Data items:
■ ■ ■ ■ ■ ■ ■

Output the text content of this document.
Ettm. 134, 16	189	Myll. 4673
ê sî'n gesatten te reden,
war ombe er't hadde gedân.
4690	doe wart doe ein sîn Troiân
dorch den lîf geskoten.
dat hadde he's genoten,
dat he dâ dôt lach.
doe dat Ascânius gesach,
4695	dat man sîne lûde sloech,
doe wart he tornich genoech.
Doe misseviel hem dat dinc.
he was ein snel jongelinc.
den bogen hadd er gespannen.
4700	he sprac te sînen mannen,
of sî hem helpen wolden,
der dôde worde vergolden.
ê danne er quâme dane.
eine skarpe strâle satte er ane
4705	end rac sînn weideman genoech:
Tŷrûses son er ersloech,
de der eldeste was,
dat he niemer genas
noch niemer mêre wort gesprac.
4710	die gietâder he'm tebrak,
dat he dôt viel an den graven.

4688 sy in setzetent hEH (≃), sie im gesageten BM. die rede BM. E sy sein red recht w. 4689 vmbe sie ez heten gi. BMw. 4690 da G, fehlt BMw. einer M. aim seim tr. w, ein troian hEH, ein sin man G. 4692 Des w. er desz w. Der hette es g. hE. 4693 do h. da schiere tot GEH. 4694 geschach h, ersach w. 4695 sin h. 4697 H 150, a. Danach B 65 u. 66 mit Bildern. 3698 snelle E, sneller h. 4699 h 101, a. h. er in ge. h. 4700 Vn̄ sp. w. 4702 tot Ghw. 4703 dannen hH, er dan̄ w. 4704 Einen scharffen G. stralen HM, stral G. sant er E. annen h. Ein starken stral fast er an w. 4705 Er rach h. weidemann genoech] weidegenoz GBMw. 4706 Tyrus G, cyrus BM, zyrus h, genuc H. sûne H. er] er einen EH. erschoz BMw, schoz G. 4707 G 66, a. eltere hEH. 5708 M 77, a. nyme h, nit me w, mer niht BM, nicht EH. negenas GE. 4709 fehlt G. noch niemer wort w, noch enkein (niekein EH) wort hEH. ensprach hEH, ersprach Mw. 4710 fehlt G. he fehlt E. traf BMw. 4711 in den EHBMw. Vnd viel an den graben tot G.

■ ■ ■ ■ ■ ■ ■

What to do -> Gather and return every line that holds the string "niemer".

Exercise response ->
dat he niemer genas
noch niemer mêre wort gesprac.
4688 sy in setzetent hEH (≃), sie im gesageten BM. die rede BM. E sy sein red recht w. 4689 vmbe sie ez heten gi. BMw. 4690 da G, fehlt BMw. einer M. aim seim tr. w, ein troian hEH, ein sin man G. 4692 Des w. er desz w. Der hette es g. hE. 4693 do h. da schiere tot GEH. 4694 geschach h, ersach w. 4695 sin h. 4697 H 150, a. Danach B 65 u. 66 mit Bildern. 3698 snelle E, sneller h. 4699 h 101, a. h. er in ge. h. 4700 Vn̄ sp. w. 4702 tot Ghw. 4703 dannen hH, er dan̄ w. 4704 Einen scharffen G. stralen HM, stral G. sant er E. annen h. Ein starken stral fast er an w. 4705 Er rach h. weidemann genoech] weidegenoz GBMw. 4706 Tyrus G, cyrus BM, zyrus h, genuc H. sûne H. er] er einen EH. erschoz BMw, schoz G. 4707 G 66, a. eltere hEH. 5708 M 77, a. nyme h, nit me w, mer niht BM, nicht EH. negenas GE. 4709 fehlt G. noch niemer wort w, noch enkein (niekein EH) wort hEH. ensprach hEH, ersprach Mw. 4710 fehlt G. he fehlt E. traf BMw. 4711 in den EHBMw. Vnd viel an den graben tot G.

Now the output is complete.